== WHAT NEEDS TO BE DONE ==
Copy out the rows in the data entries below, from the row containing "explain-after-sql: mysql> ANALYZE" through the row containing "chart-caption: ▲ 히스토그램과", with no changes.
── EXERCISE INPUT
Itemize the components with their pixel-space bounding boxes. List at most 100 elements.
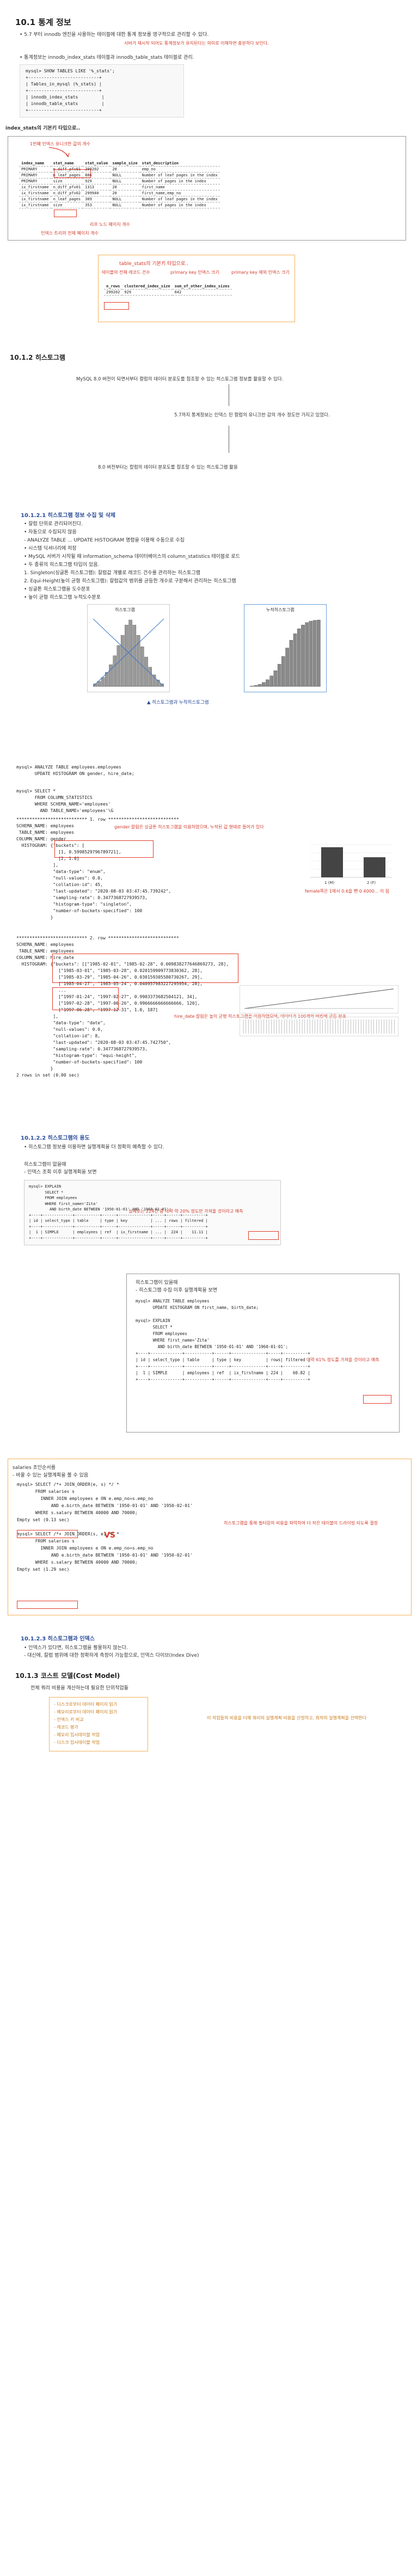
explain-after-sql: mysql> ANALYZE TABLE employees UPDATE HI… — [136, 1299, 310, 1382]
col-header: stat_description — [139, 161, 220, 167]
col-header: stat_name — [51, 161, 83, 167]
chart-caption: ▲ 히스토그램과 누적히스토그램 — [147, 700, 209, 705]
table-cell: first_name,emp_no — [139, 190, 220, 196]
hire-line-chart — [240, 985, 398, 1013]
histogram-bar — [317, 619, 321, 687]
histogram-bar — [109, 664, 113, 687]
subsection-title-usage: 10.1.2.2 히스토그램의 용도 — [21, 1135, 90, 1141]
histogram-bar — [273, 670, 278, 687]
histogram-bar — [152, 674, 156, 687]
cost-items: - 디스크로부터 데이터 페이지 읽기 - 메모리로부터 데이터 페이지 읽기 … — [54, 1701, 117, 1747]
table-cell: ix_firstname — [19, 202, 51, 208]
histogram-bar — [116, 645, 121, 687]
cost-item: - 메모리 임시테이블 작업 — [54, 1732, 100, 1737]
histogram-bar — [297, 628, 301, 687]
col-header: sum_of_other_index_sizes — [172, 284, 232, 290]
gender-note: gender 칼럼은 싱글톤 히스토그램을 이용하였으며, 누적된 값 형태로 … — [114, 825, 264, 829]
highlight-box — [17, 1530, 78, 1538]
table-cell: 353 — [83, 202, 111, 208]
note-size: 인덱스 트리의 전체 페이지 개수 — [41, 231, 99, 236]
table-cell: PRIMARY — [19, 172, 51, 179]
table-stats-table: n_rows clustered_index_size sum_of_other… — [104, 284, 232, 296]
cost-item: - 인덱스 키 비교 — [54, 1717, 84, 1722]
histogram-bar — [144, 656, 148, 687]
table-cell: first_name — [139, 184, 220, 190]
after-sub: - 히스토그램 수집 이후 실행계획을 보면 — [136, 1288, 218, 1293]
histogram-bar — [277, 664, 281, 687]
histogram-bar — [97, 681, 101, 687]
table-cell: n_leaf_pages — [51, 172, 83, 179]
cumulative-histogram-svg — [250, 619, 321, 687]
gender-bar-svg — [310, 844, 392, 878]
histogram-bar — [281, 656, 285, 687]
histogram-bar — [160, 684, 164, 687]
table-cell: 20 — [110, 166, 140, 173]
table-cell: ix_firstname — [19, 190, 51, 196]
histogram-bar — [262, 682, 266, 687]
table-cell: 299202 — [83, 166, 111, 173]
table-cell: PRIMARY — [19, 178, 51, 185]
join-order-figure: salaries 조인순서를 - 바꿀 수 있는 실행계획을 볼 수 있음 my… — [8, 1459, 412, 1615]
histogram-bar — [309, 620, 313, 687]
highlight-box — [54, 840, 154, 858]
histogram-bar — [101, 677, 105, 687]
table-cell: 309 — [83, 196, 111, 202]
row2-header: *************************** 2. row *****… — [16, 936, 179, 940]
table-cell: NULL — [110, 172, 140, 179]
histogram-bar — [136, 635, 140, 687]
gender-bar — [321, 847, 343, 877]
index-stats-note: 1번째 인덱스 유니크한 값의 개수 — [30, 142, 90, 146]
gender-bar — [364, 857, 385, 877]
index-bullet-2: - 대신에, 칼럼 범위에 대한 정확하게 측정이 가능함으로, 인덱스 다이브… — [24, 1653, 199, 1658]
histogram-bar — [293, 634, 297, 687]
gender-bar-chart: 1 (M) 2 (F) — [305, 838, 397, 887]
table-row: PRIMARY n_leaf_pages 886 NULL Number of leaf… — [19, 172, 220, 179]
col-header: stat_value — [83, 161, 111, 167]
bullet-line: • 시스템 딕셔너리에 저장 — [24, 546, 77, 551]
histogram-bar — [312, 620, 317, 687]
bullet-line: 1. Singleton(싱글톤 히스토그램): 칼럼값 개별로 레코드 건수를… — [24, 570, 201, 576]
table-stats-label: table_stats의 기본키 타입으로.. — [119, 261, 188, 267]
index-stats-label: index_stats의 기본키 타입으로.. — [5, 126, 81, 131]
note-leaf: 리프 노드 페이지 개수 — [90, 222, 130, 227]
table-stats-note-3: primary key 제외 인덱스 크기 — [231, 270, 290, 275]
table-cell: Number of leaf pages in the index — [139, 196, 220, 202]
show-tables-sql: mysql> SHOW TABLES LIKE '%_stats'; +----… — [26, 69, 115, 113]
col-header: sample_size — [110, 161, 140, 167]
hire-line-svg — [244, 988, 394, 1009]
table-cell: 20 — [110, 190, 140, 196]
bullet-line: • 칼럼 단위로 관리되어진다. — [24, 521, 83, 527]
section-title-stats: 10.1 통계 정보 — [15, 17, 71, 27]
table-cell: 929 — [122, 289, 173, 296]
histogram-bar — [257, 684, 262, 687]
cost-note: 이 작업들의 비용을 더해 쿼리의 실행계획 비용을 산정하고, 최적의 실행계… — [207, 1716, 366, 1720]
subsection-title-collect: 10.1.2.1 히스토그램 정보 수집 및 삭제 — [21, 513, 115, 519]
vs-mark: VS — [104, 1531, 115, 1540]
table-row: ix_firstname n_diff_pfx01 1313 20 first_name — [19, 184, 220, 190]
chart-title: 누적히스토그램 — [266, 607, 295, 612]
table-cell: 20 — [110, 184, 140, 190]
col-header: clustered_index_size — [122, 284, 173, 290]
table-cell: NULL — [110, 196, 140, 202]
before-sub: - 인덱스 조회 이후 실행계획을 보면 — [24, 1170, 97, 1175]
join-sql: mysql> SELECT /*+ JOIN_ORDER(e, s) */ * … — [17, 1482, 193, 1572]
cross-line — [93, 618, 164, 687]
col-header: n_rows — [104, 284, 122, 290]
table-cell: 886 — [83, 172, 111, 179]
histogram-bar — [93, 684, 97, 687]
table-row: ix_firstname n_leaf_pages 309 NULL Number of… — [19, 196, 220, 202]
table-cell: n_diff_pfx02 — [51, 190, 83, 196]
hist-intro-1: MySQL 8.0 버전이 되면서부터 컬럼의 데이터 분포도를 참조할 수 있… — [76, 377, 284, 382]
highlight-box — [52, 987, 119, 1010]
cost-intro: 전체 쿼리 비용을 계산하는데 필요한 단위작업들 — [30, 1686, 128, 1691]
bullet-line: • MySQL 서버가 시작될 때 information_schema 데이터… — [24, 554, 240, 560]
stats-bullet-2: • 통계정보는 innodb_index_stats 테이블과 innodb_t… — [20, 55, 194, 60]
stats-note-1: 서버가 재시작 되어도 통계정보가 유지된다는 의미로 이해하면 충분하다 보인… — [124, 41, 269, 46]
after-label: 히스토그램이 있을때 — [136, 1280, 178, 1286]
explain-after-figure: 히스토그램이 있을때 - 히스토그램 수집 이후 실행계획을 보면 mysql>… — [126, 1274, 400, 1433]
bullet-line: • 싱글톤 히스토그램을 도수분포 — [24, 587, 90, 592]
table-cell: Number of pages in the index — [139, 202, 220, 208]
hire-note: hire_date 칼럼은 높이 균형 히스토그램을 이용하였으며, 데이터가 … — [174, 1014, 347, 1019]
hist-intro-2: 5.7까지 통계정보는 인덱스 된 컬럼의 유니크한 값의 개수 정도만 가지고… — [174, 413, 330, 418]
bullet-line: • 자동으로 수집되지 않음 — [24, 530, 77, 535]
────
== EXERCISE RESULT ==
explain-after-sql: mysql> ANALYZE TABLE employees UPDATE HI… — [136, 1299, 310, 1382]
col-header: stat_description — [139, 161, 220, 167]
col-header: stat_name — [51, 161, 83, 167]
chart-caption: ▲ 히스토그램과 누적히스토그램 — [147, 700, 209, 705]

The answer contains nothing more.